# Written request
From the line containing "What data was" to the end of the listing, write out every line exactly; leave out everything else.

— BEGIN Raw data —

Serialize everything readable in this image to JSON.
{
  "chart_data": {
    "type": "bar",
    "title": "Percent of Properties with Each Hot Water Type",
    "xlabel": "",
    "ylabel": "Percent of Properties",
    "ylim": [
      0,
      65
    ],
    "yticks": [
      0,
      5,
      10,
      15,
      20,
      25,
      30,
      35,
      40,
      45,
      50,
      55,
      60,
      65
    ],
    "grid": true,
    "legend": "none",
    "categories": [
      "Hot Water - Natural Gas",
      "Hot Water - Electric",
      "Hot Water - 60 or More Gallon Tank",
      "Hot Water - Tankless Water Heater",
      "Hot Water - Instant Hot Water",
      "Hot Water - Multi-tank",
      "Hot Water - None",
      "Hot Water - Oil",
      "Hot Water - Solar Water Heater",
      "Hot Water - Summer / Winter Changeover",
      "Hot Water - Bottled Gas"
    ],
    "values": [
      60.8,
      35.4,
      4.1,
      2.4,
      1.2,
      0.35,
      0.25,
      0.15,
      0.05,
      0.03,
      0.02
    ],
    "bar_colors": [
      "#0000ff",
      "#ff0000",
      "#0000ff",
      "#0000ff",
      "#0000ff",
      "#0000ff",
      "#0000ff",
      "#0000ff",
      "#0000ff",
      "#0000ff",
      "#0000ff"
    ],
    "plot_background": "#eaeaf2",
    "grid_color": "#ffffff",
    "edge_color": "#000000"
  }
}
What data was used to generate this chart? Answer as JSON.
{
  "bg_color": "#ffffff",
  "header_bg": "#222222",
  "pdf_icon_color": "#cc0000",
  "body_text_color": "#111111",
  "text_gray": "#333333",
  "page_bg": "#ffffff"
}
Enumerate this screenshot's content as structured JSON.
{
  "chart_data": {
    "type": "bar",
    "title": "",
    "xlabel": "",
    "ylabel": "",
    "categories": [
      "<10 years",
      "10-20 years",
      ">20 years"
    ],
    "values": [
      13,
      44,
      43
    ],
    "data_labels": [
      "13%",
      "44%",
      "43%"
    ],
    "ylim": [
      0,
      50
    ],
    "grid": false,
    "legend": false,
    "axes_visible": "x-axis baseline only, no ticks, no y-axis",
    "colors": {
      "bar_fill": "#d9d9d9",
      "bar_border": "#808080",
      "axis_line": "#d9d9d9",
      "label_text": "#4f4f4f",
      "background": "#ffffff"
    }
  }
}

— END Raw data —

# Finished task
What data was used to generate this chart? Answer as JSON.
{
  "bg_color": "#ffffff",
  "header_bg": "#222222",
  "pdf_icon_color": "#cc0000",
  "body_text_color": "#111111",
  "text_gray": "#333333",
  "page_bg": "#ffffff"
}
Enumerate this screenshot's content as structured JSON.
{
  "chart_data": {
    "type": "bar",
    "title": "",
    "xlabel": "",
    "ylabel": "",
    "categories": [
      "<10 years",
      "10-20 years",
      ">20 years"
    ],
    "values": [
      13,
      44,
      43
    ],
    "data_labels": [
      "13%",
      "44%",
      "43%"
    ],
    "ylim": [
      0,
      50
    ],
    "grid": false,
    "legend": false,
    "axes_visible": "x-axis baseline only, no ticks, no y-axis",
    "colors": {
      "bar_fill": "#d9d9d9",
      "bar_border": "#808080",
      "axis_line": "#d9d9d9",
      "label_text": "#4f4f4f",
      "background": "#ffffff"
    }
  }
}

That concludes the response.